** START OF Listing **
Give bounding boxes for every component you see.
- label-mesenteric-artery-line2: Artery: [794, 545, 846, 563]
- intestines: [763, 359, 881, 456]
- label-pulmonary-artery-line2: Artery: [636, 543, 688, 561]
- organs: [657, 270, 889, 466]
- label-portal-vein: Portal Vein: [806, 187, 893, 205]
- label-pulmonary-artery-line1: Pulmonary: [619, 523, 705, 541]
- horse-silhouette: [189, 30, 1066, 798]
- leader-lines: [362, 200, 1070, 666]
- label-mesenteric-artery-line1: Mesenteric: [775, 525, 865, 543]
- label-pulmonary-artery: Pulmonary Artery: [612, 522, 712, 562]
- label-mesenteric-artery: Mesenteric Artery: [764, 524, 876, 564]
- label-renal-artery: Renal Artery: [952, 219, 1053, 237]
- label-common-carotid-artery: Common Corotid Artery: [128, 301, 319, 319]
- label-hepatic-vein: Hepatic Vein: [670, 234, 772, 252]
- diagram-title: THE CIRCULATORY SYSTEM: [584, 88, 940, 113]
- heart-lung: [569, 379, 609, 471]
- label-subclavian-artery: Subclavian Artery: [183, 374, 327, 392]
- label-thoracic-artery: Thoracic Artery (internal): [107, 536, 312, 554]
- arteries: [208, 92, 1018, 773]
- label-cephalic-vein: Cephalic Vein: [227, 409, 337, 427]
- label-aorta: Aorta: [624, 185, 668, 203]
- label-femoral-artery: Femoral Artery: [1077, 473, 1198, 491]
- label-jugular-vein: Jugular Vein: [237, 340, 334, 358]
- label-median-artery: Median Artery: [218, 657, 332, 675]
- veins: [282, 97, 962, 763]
** END OF Listing **
▶ _Your goal_: Convert every line of the rows above into a JSON list of strings, one string per line, skipping any blank lines.

▶ _Written solution_:
[
  "Give bounding boxes for every component you see.",
  "- label-mesenteric-artery-line2: Artery: [794, 545, 846, 563]",
  "- intestines: [763, 359, 881, 456]",
  "- label-pulmonary-artery-line2: Artery: [636, 543, 688, 561]",
  "- organs: [657, 270, 889, 466]",
  "- label-portal-vein: Portal Vein: [806, 187, 893, 205]",
  "- label-pulmonary-artery-line1: Pulmonary: [619, 523, 705, 541]",
  "- horse-silhouette: [189, 30, 1066, 798]",
  "- leader-lines: [362, 200, 1070, 666]",
  "- label-mesenteric-artery-line1: Mesenteric: [775, 525, 865, 543]",
  "- label-pulmonary-artery: Pulmonary Artery: [612, 522, 712, 562]",
  "- label-mesenteric-artery: Mesenteric Artery: [764, 524, 876, 564]",
  "- label-renal-artery: Renal Artery: [952, 219, 1053, 237]",
  "- label-common-carotid-artery: Common Corotid Artery: [128, 301, 319, 319]",
  "- label-hepatic-vein: Hepatic Vein: [670, 234, 772, 252]",
  "- diagram-title: THE CIRCULATORY SYSTEM: [584, 88, 940, 113]",
  "- heart-lung: [569, 379, 609, 471]",
  "- label-subclavian-artery: Subclavian Artery: [183, 374, 327, 392]",
  "- label-thoracic-artery: Thoracic Artery (internal): [107, 536, 312, 554]",
  "- arteries: [208, 92, 1018, 773]",
  "- label-cephalic-vein: Cephalic Vein: [227, 409, 337, 427]",
  "- label-aorta: Aorta: [624, 185, 668, 203]",
  "- label-femoral-artery: Femoral Artery: [1077, 473, 1198, 491]",
  "- label-jugular-vein: Jugular Vein: [237, 340, 334, 358]",
  "- label-median-artery: Median Artery: [218, 657, 332, 675]",
  "- veins: [282, 97, 962, 763]"
]